- Do this
Copy out the entries exactly, from the first line to the last.
::::::::::
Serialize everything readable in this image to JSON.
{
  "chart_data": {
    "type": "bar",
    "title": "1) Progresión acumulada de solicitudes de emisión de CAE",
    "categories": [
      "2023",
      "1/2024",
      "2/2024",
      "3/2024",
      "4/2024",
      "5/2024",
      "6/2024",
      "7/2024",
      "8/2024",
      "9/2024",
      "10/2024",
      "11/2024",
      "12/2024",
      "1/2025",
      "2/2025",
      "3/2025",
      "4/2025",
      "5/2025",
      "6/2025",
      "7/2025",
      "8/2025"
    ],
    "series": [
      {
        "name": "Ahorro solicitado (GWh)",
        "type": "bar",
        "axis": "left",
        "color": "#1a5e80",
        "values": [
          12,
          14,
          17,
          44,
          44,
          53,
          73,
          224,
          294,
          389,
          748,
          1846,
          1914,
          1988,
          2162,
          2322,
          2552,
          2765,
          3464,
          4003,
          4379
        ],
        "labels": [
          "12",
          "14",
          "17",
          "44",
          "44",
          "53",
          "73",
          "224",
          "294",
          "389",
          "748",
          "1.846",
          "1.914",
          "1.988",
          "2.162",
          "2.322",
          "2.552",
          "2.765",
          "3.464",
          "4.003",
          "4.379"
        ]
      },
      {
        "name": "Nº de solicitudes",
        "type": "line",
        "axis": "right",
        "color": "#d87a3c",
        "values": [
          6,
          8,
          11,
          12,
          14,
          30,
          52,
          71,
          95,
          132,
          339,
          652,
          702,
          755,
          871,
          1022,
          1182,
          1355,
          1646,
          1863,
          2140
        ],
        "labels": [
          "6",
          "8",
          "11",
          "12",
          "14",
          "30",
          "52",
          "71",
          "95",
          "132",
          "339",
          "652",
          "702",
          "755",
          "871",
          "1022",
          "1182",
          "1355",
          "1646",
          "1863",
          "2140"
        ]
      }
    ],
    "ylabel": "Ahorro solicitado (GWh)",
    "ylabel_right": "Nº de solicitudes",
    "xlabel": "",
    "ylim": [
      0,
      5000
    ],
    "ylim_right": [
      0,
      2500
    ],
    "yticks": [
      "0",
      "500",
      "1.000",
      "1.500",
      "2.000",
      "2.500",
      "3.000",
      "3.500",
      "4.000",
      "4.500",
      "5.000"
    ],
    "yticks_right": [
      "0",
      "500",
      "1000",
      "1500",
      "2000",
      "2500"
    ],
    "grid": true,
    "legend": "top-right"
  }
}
::::::::::
- Task answer
Serialize everything readable in this image to JSON.
{
  "chart_data": {
    "type": "bar",
    "title": "1) Progresión acumulada de solicitudes de emisión de CAE",
    "categories": [
      "2023",
      "1/2024",
      "2/2024",
      "3/2024",
      "4/2024",
      "5/2024",
      "6/2024",
      "7/2024",
      "8/2024",
      "9/2024",
      "10/2024",
      "11/2024",
      "12/2024",
      "1/2025",
      "2/2025",
      "3/2025",
      "4/2025",
      "5/2025",
      "6/2025",
      "7/2025",
      "8/2025"
    ],
    "series": [
      {
        "name": "Ahorro solicitado (GWh)",
        "type": "bar",
        "axis": "left",
        "color": "#1a5e80",
        "values": [
          12,
          14,
          17,
          44,
          44,
          53,
          73,
          224,
          294,
          389,
          748,
          1846,
          1914,
          1988,
          2162,
          2322,
          2552,
          2765,
          3464,
          4003,
          4379
        ],
        "labels": [
          "12",
          "14",
          "17",
          "44",
          "44",
          "53",
          "73",
          "224",
          "294",
          "389",
          "748",
          "1.846",
          "1.914",
          "1.988",
          "2.162",
          "2.322",
          "2.552",
          "2.765",
          "3.464",
          "4.003",
          "4.379"
        ]
      },
      {
        "name": "Nº de solicitudes",
        "type": "line",
        "axis": "right",
        "color": "#d87a3c",
        "values": [
          6,
          8,
          11,
          12,
          14,
          30,
          52,
          71,
          95,
          132,
          339,
          652,
          702,
          755,
          871,
          1022,
          1182,
          1355,
          1646,
          1863,
          2140
        ],
        "labels": [
          "6",
          "8",
          "11",
          "12",
          "14",
          "30",
          "52",
          "71",
          "95",
          "132",
          "339",
          "652",
          "702",
          "755",
          "871",
          "1022",
          "1182",
          "1355",
          "1646",
          "1863",
          "2140"
        ]
      }
    ],
    "ylabel": "Ahorro solicitado (GWh)",
    "ylabel_right": "Nº de solicitudes",
    "xlabel": "",
    "ylim": [
      0,
      5000
    ],
    "ylim_right": [
      0,
      2500
    ],
    "yticks": [
      "0",
      "500",
      "1.000",
      "1.500",
      "2.000",
      "2.500",
      "3.000",
      "3.500",
      "4.000",
      "4.500",
      "5.000"
    ],
    "yticks_right": [
      "0",
      "500",
      "1000",
      "1500",
      "2000",
      "2500"
    ],
    "grid": true,
    "legend": "top-right"
  }
}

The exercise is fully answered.